* Given passage
▼

Thanks for sharing these insights.

Since I've already started on an implementation, what I think I'll do is
experiment locally and see if these new instructions give a performance
improvement in the context of the compiler I'm working on -- I'll
probably
need to implement explicit null checks anyway for the sake of supporting
targets that don't support unwinding through signal handlers. Once I have
some numbers I'll re-evaluate.

Thanks,
Peter

On Sun, Apr 06, 2014 at 09:06:49PM -0700, Filip Pizlo
wrote:
> Hey Peter,
> 
> I've now had multiple opportunities to evaluate the benefit of
virtual-memory-based null checks versus explicit branches.  Here are some of the
papers where we did this.  In all cases, we found that explicit null check
branches are just as fast as using a virtual memory trap.
> 
> http://www.filpizlo.com/papers/baker-ccpe09-accurate.pdf    (Tomas stumbled
on this observation while comparing OpenVM's C backend to its C++ backend.)

▲

* Data lines
▼

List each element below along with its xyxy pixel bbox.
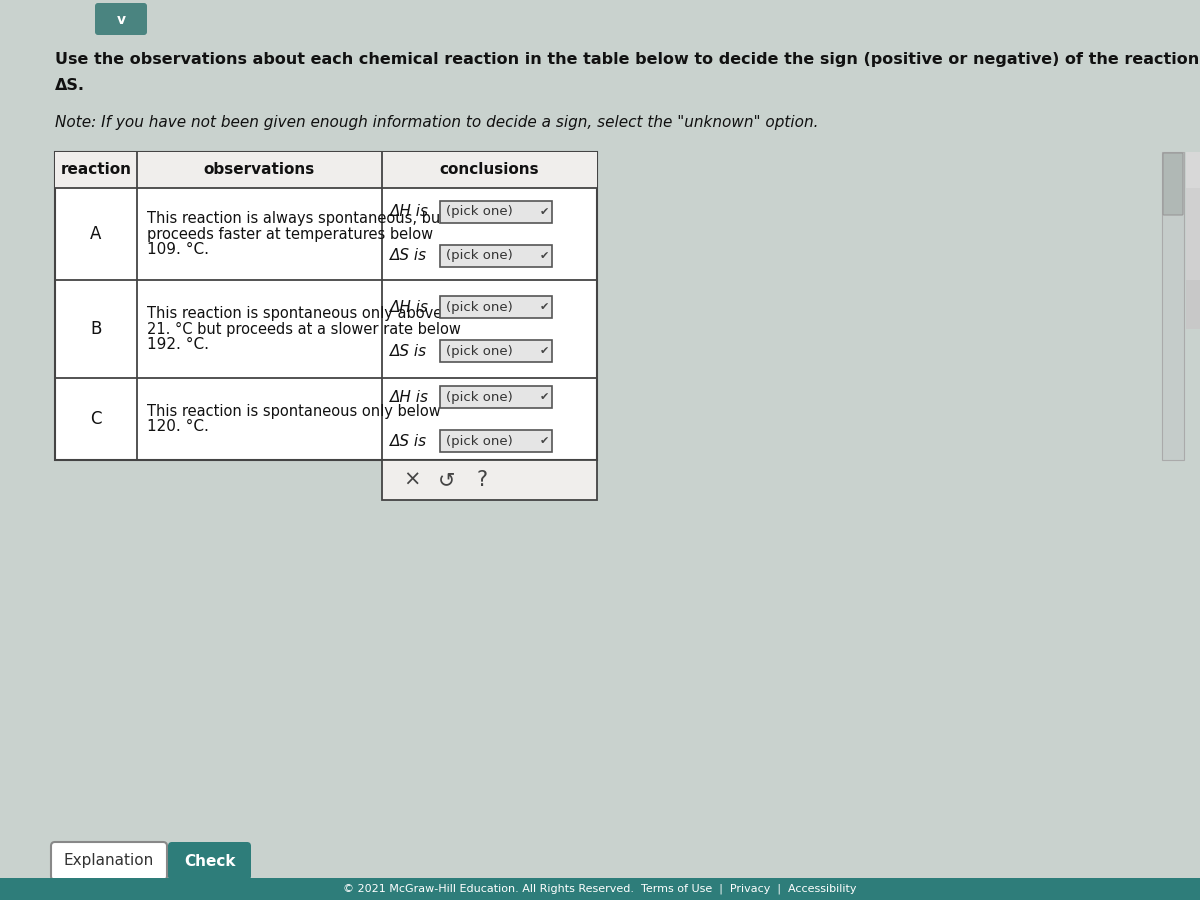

▲

Shorten the paragraph in the email that begins "Since I've already started on an implementation" into a brief bulleted list that keeps its main facts.

* Response below
- An implementation is already underway.
- The plan is to test locally whether the new instructions improve performance in the compiler being built.
- Explicit null checks will probably be needed anyway to support targets that don't support unwinding through signal handlers.
- The decision will be re-evaluated once there are numbers.